Given request
Present every line in which the string "type" appears.
*** Dataset content
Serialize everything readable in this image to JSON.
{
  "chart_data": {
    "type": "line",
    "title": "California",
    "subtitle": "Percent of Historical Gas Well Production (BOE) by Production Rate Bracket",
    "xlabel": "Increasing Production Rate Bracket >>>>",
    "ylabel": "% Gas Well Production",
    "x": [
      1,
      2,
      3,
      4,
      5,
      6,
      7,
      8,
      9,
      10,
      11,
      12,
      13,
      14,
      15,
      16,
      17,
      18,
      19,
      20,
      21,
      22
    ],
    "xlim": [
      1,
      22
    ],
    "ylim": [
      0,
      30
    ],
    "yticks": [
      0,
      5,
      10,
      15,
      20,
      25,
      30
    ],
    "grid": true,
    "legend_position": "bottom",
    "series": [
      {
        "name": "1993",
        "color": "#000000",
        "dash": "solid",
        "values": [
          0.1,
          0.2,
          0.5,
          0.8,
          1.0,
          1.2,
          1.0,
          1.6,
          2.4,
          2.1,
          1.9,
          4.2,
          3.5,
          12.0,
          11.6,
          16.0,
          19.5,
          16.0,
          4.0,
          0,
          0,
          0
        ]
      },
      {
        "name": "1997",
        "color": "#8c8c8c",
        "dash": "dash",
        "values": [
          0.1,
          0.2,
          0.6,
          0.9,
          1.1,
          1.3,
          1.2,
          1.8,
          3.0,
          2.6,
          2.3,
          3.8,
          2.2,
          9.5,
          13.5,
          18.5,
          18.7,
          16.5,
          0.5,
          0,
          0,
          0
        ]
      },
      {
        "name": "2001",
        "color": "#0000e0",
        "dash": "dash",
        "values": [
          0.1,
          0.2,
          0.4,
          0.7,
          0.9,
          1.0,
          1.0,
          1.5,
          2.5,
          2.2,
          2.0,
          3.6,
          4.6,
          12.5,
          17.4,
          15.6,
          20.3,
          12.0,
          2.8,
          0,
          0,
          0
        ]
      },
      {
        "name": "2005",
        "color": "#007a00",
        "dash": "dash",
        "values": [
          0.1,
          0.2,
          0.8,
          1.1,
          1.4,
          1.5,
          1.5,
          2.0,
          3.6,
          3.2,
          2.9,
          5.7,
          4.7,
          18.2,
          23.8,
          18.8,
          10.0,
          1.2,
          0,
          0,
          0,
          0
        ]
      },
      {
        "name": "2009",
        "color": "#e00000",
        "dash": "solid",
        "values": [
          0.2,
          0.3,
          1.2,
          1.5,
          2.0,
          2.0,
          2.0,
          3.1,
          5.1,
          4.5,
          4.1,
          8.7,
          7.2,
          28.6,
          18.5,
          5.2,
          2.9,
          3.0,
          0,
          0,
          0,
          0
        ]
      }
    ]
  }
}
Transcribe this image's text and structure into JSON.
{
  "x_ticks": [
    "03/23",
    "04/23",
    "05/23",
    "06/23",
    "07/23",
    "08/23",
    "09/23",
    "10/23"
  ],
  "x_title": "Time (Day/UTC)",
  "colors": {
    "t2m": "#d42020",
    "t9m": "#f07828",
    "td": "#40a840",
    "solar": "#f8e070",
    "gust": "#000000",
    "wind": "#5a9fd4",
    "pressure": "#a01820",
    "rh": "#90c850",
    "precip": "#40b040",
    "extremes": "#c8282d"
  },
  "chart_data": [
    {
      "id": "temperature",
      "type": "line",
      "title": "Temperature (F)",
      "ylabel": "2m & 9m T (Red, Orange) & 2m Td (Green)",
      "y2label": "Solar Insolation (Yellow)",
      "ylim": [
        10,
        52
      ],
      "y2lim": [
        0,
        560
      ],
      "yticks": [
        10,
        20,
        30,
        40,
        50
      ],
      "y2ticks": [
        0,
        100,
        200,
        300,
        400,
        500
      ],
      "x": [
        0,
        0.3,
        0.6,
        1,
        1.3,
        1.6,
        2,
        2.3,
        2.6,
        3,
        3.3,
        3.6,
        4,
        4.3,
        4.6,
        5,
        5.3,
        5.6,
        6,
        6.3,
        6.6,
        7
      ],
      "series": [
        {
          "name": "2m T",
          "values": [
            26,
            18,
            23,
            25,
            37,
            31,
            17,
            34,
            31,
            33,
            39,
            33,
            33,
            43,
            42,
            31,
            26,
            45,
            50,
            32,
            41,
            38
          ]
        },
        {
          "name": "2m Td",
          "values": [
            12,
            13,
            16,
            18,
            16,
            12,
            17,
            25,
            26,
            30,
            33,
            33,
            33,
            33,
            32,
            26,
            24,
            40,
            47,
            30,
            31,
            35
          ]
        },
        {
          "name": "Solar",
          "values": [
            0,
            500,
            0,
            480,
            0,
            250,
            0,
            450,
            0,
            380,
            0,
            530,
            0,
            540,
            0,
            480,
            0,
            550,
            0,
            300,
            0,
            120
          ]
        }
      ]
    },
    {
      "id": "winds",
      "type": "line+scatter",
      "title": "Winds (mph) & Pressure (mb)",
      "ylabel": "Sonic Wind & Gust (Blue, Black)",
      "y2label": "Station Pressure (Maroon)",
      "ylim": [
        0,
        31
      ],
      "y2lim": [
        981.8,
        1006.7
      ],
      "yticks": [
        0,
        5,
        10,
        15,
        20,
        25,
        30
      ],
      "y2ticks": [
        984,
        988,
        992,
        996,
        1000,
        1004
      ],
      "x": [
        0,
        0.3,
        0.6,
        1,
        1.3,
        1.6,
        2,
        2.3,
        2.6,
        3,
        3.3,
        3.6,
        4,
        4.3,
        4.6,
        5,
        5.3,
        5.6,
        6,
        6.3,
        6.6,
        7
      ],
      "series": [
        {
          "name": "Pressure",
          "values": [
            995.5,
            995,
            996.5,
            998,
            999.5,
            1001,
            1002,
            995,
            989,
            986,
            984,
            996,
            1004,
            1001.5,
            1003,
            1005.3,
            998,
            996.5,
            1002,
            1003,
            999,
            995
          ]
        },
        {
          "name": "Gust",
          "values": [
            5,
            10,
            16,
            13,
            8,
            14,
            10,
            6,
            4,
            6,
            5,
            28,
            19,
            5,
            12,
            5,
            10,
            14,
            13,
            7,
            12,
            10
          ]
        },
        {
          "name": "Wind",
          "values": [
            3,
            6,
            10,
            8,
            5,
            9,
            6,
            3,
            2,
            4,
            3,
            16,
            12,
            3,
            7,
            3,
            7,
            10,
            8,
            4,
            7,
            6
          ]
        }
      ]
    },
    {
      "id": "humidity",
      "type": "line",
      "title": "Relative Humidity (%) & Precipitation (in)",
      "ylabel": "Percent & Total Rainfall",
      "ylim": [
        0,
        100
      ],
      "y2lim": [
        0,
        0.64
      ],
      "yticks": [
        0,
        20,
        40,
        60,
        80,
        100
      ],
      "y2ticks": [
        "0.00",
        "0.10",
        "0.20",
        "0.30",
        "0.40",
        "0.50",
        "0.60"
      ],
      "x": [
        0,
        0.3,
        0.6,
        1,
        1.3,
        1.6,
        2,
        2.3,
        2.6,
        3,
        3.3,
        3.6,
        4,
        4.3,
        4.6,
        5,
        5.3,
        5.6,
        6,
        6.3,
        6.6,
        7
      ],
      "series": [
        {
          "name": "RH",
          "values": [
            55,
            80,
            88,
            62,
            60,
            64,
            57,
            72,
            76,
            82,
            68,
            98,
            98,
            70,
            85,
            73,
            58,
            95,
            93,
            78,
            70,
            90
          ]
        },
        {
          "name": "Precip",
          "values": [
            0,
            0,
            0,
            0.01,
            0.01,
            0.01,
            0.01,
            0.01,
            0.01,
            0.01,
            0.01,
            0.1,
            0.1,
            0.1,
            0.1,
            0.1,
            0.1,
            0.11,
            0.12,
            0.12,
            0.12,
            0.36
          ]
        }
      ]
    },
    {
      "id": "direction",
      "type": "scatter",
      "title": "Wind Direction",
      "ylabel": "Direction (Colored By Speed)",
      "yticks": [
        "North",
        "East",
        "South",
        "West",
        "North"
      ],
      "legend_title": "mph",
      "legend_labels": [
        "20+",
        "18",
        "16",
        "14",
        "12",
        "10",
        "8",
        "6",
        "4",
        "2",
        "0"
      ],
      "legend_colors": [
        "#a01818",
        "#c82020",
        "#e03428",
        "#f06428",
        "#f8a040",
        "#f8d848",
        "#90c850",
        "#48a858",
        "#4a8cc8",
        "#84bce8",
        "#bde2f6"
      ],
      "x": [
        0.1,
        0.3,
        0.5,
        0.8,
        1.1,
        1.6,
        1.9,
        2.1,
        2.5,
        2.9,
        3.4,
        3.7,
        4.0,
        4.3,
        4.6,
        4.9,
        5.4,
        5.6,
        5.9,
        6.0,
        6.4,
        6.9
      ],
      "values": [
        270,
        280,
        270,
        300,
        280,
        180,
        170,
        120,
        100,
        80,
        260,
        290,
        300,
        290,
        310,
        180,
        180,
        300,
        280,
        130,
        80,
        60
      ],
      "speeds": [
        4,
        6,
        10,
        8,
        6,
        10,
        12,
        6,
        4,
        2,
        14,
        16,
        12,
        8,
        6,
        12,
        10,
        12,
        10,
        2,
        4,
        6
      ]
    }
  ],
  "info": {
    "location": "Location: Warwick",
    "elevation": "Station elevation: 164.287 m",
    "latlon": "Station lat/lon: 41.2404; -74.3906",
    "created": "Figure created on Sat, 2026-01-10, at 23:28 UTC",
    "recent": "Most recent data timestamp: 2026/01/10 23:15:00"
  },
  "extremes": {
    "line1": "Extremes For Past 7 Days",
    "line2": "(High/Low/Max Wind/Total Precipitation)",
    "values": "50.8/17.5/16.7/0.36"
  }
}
******
In response
    "type": "line",
      "type": "line",
      "type": "line+scatter",
      "type": "line",
      "type": "scatter",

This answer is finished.